··· Material provided

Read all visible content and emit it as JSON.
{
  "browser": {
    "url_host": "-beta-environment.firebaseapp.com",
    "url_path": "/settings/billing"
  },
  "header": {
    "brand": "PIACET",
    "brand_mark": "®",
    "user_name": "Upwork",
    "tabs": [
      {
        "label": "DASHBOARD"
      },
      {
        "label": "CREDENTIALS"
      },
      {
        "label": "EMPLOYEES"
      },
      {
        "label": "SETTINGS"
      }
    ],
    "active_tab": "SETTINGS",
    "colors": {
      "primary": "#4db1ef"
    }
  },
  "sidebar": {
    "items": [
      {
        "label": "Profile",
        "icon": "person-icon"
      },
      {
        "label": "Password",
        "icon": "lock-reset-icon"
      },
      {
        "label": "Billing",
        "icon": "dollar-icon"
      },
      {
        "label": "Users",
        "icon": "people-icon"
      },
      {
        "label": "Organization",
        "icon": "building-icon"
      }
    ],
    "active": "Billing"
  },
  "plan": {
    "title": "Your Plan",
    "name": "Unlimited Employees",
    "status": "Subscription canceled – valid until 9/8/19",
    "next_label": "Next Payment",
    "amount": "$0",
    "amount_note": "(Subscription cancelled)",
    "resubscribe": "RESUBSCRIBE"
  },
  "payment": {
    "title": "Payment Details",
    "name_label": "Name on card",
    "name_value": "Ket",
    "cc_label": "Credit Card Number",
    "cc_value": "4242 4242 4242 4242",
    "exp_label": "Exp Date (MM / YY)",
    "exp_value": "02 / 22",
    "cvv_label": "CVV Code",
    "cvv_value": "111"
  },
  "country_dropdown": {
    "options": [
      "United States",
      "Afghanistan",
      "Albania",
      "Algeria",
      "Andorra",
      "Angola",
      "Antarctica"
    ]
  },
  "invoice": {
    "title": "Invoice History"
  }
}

······

Set exercise
Find the count of lines in the data above where the string "icon" occurs. Provide that number alone.

Solution for this task
5